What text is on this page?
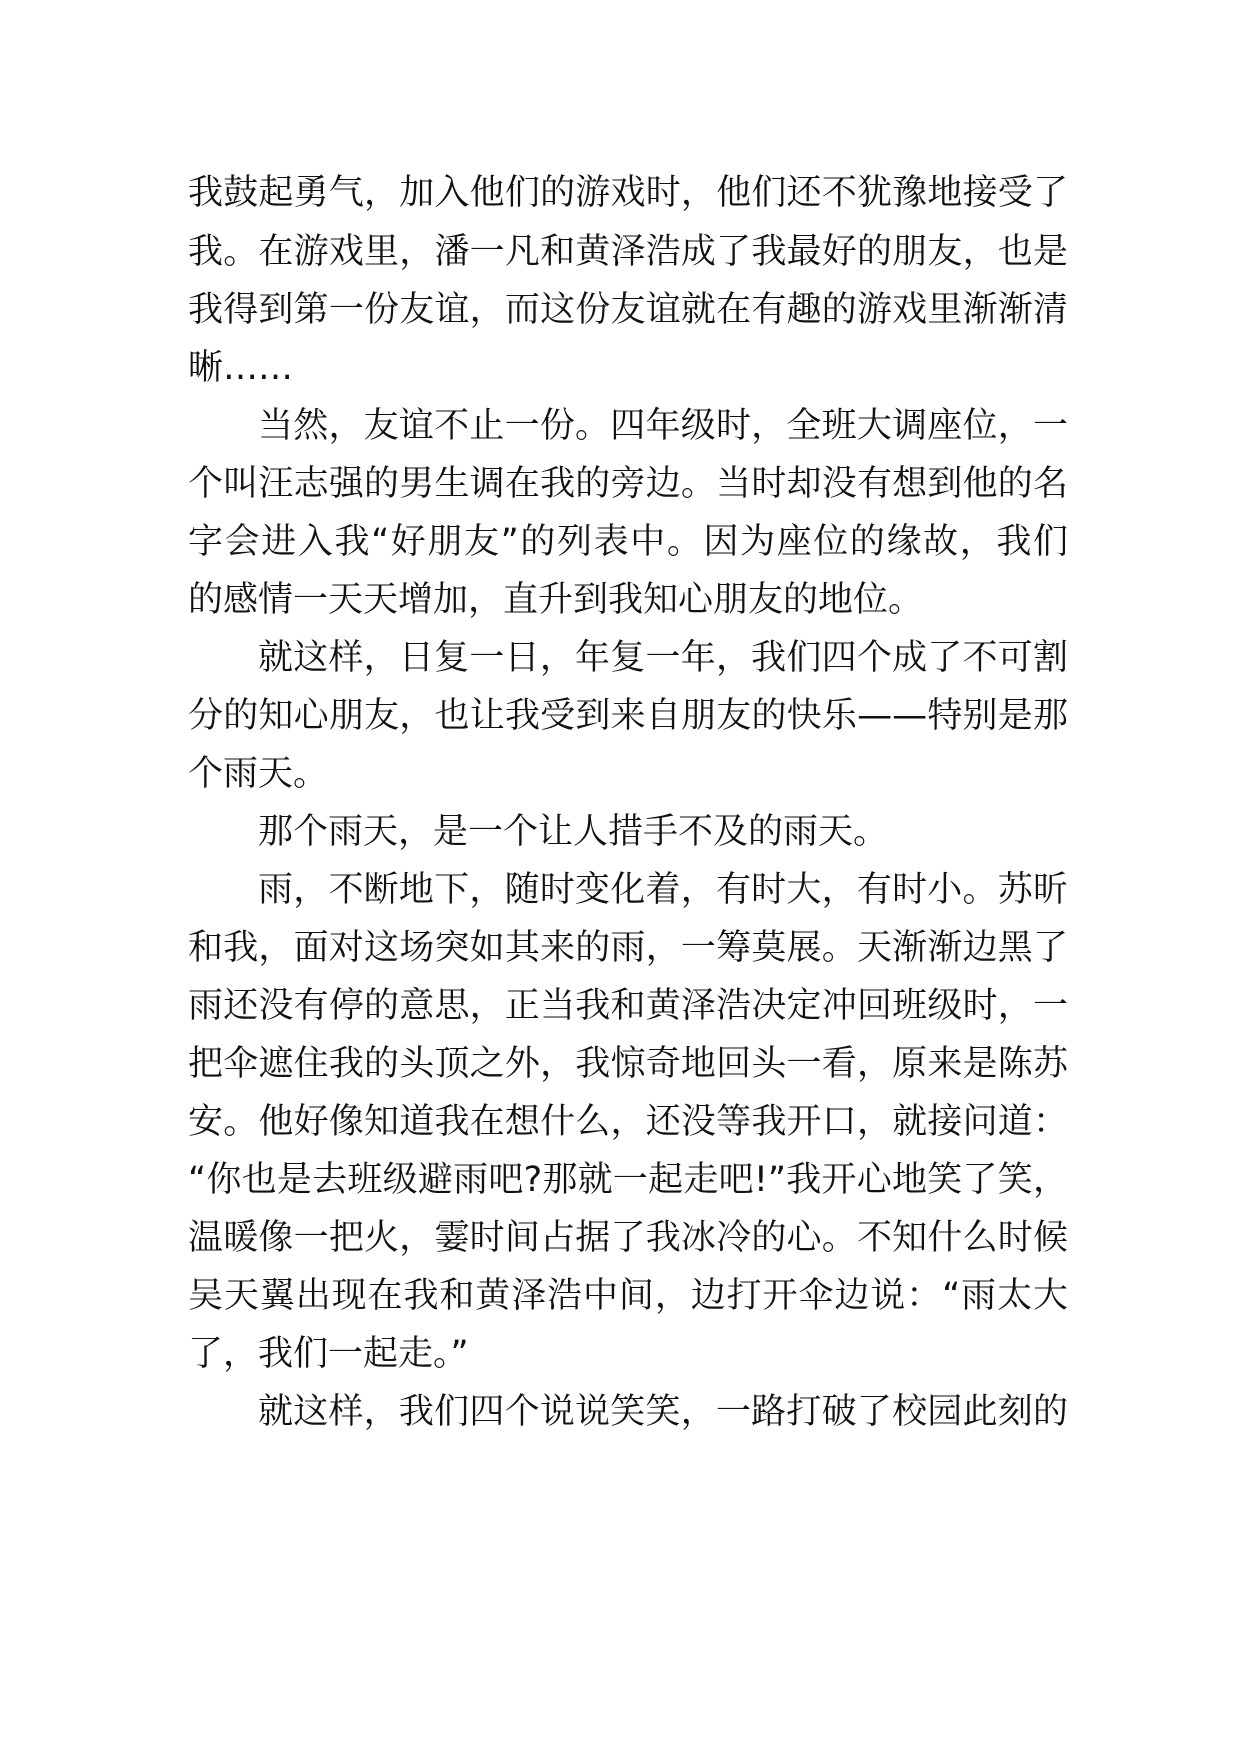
我鼓起勇气，加入他们的游戏时，他们还不犹豫地接受了
我。在游戏里，潘一凡和黄泽浩成了我最好的朋友，也是
我得到第一份友谊，而这份友谊就在有趣的游戏里渐渐清
晰……
当然，友谊不止一份。四年级时，全班大调座位，一
个叫汪志强的男生调在我的旁边。当时却没有想到他的名
字会进入我“好朋友”的列表中。因为座位的缘故，我们
的感情一天天增加，直升到我知心朋友的地位。
就这样，日复一日，年复一年，我们四个成了不可割
分的知心朋友，也让我受到来自朋友的快乐——特别是那
个雨天。
那个雨天，是一个让人措手不及的雨天。
雨，不断地下，随时变化着，有时大，有时小。苏昕
和我，面对这场突如其来的雨，一筹莫展。天渐渐边黑了
雨还没有停的意思，正当我和黄泽浩决定冲回班级时，一
把伞遮住我的头顶之外，我惊奇地回头一看，原来是陈苏
安。他好像知道我在想什么，还没等我开口，就接问道：
“你也是去班级避雨吧?那就一起走吧!”我开心地笑了笑，
温暖像一把火，霎时间占据了我冰冷的心。不知什么时候
吴天翼出现在我和黄泽浩中间，边打开伞边说：“雨太大
了，我们一起走。”
就这样，我们四个说说笑笑，一路打破了校园此刻的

_WHAT THE EXERCISE ASKS_. Output all of the records exactly as they appear above, but not the pictures.

_TASK RESPONSE_.
What text is on this page?
我鼓起勇气，加入他们的游戏时，他们还不犹豫地接受了
我。在游戏里，潘一凡和黄泽浩成了我最好的朋友，也是
我得到第一份友谊，而这份友谊就在有趣的游戏里渐渐清
晰……
当然，友谊不止一份。四年级时，全班大调座位，一
个叫汪志强的男生调在我的旁边。当时却没有想到他的名
字会进入我“好朋友”的列表中。因为座位的缘故，我们
的感情一天天增加，直升到我知心朋友的地位。
就这样，日复一日，年复一年，我们四个成了不可割
分的知心朋友，也让我受到来自朋友的快乐——特别是那
个雨天。
那个雨天，是一个让人措手不及的雨天。
雨，不断地下，随时变化着，有时大，有时小。苏昕
和我，面对这场突如其来的雨，一筹莫展。天渐渐边黑了
雨还没有停的意思，正当我和黄泽浩决定冲回班级时，一
把伞遮住我的头顶之外，我惊奇地回头一看，原来是陈苏
安。他好像知道我在想什么，还没等我开口，就接问道：
“你也是去班级避雨吧?那就一起走吧!”我开心地笑了笑，
温暖像一把火，霎时间占据了我冰冷的心。不知什么时候
吴天翼出现在我和黄泽浩中间，边打开伞边说：“雨太大
了，我们一起走。”
就这样，我们四个说说笑笑，一路打破了校园此刻的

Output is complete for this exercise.